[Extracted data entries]
* * *
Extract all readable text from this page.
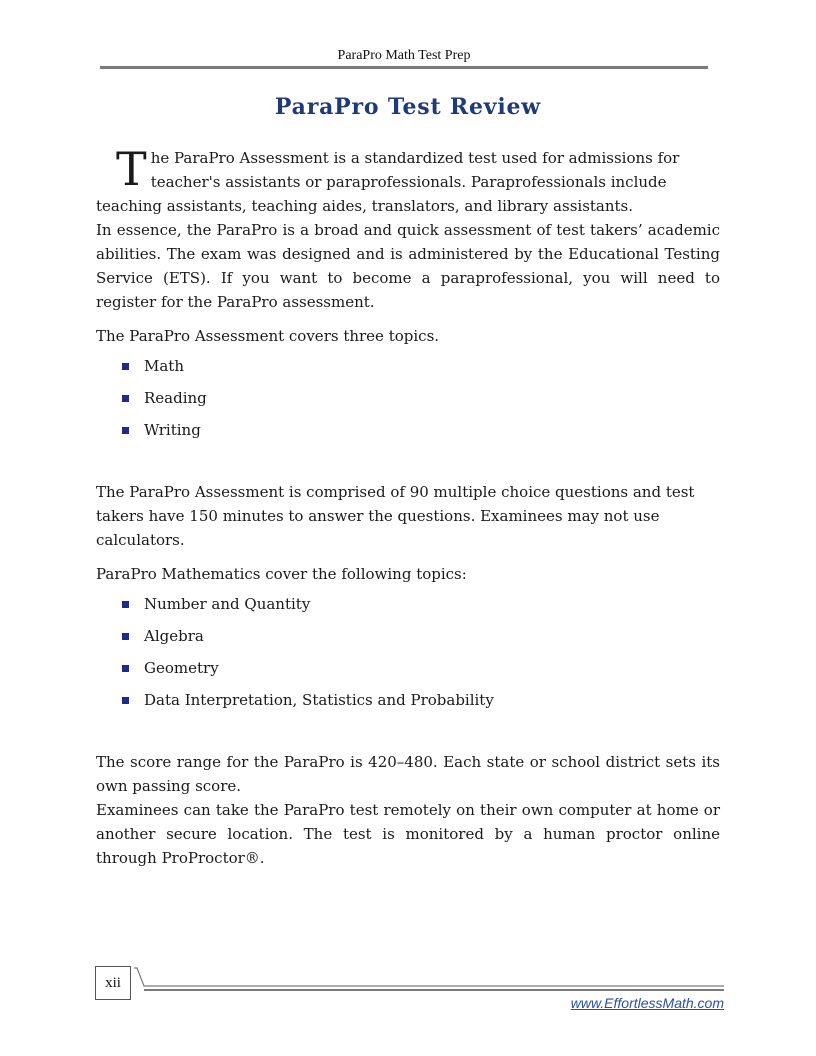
ParaPro Math Test Prep
ParaPro Test Review

The ParaPro Assessment is a standardized test used for admissions for teacher's assistants or paraprofessionals. Paraprofessionals include teaching assistants, teaching aides, translators, and library assistants.

In essence, the ParaPro is a broad and quick assessment of test takers’ academic abilities. The exam was designed and is administered by the Educational Testing Service (ETS). If you want to become a paraprofessional, you will need to register for the ParaPro assessment.

The ParaPro Assessment covers three topics.

Math
Reading
Writing

The ParaPro Assessment is comprised of 90 multiple choice questions and test takers have 150 minutes to answer the questions. Examinees may not use calculators.

ParaPro Mathematics cover the following topics:

Number and Quantity
Algebra
Geometry
Data Interpretation, Statistics and Probability

The score range for the ParaPro is 420–480. Each state or school district sets its own passing score.

Examinees can take the ParaPro test remotely on their own computer at home or another secure location. The test is monitored by a human proctor online through ProProctor®.

xii
www.EffortlessMath.com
* * *
• _REQUIRED WORK_: Your task is to set down the records shown above exactly, minus any pictures.

• _EXPECTED ANSWER_:
Extract all readable text from this page.
ParaPro Math Test Prep
ParaPro Test Review

The ParaPro Assessment is a standardized test used for admissions for teacher's assistants or paraprofessionals. Paraprofessionals include teaching assistants, teaching aides, translators, and library assistants.

In essence, the ParaPro is a broad and quick assessment of test takers’ academic abilities. The exam was designed and is administered by the Educational Testing Service (ETS). If you want to become a paraprofessional, you will need to register for the ParaPro assessment.

The ParaPro Assessment covers three topics.

Math
Reading
Writing

The ParaPro Assessment is comprised of 90 multiple choice questions and test takers have 150 minutes to answer the questions. Examinees may not use calculators.

ParaPro Mathematics cover the following topics:

Number and Quantity
Algebra
Geometry
Data Interpretation, Statistics and Probability

The score range for the ParaPro is 420–480. Each state or school district sets its own passing score.

Examinees can take the ParaPro test remotely on their own computer at home or another secure location. The test is monitored by a human proctor online through ProProctor®.

xii
www.EffortlessMath.com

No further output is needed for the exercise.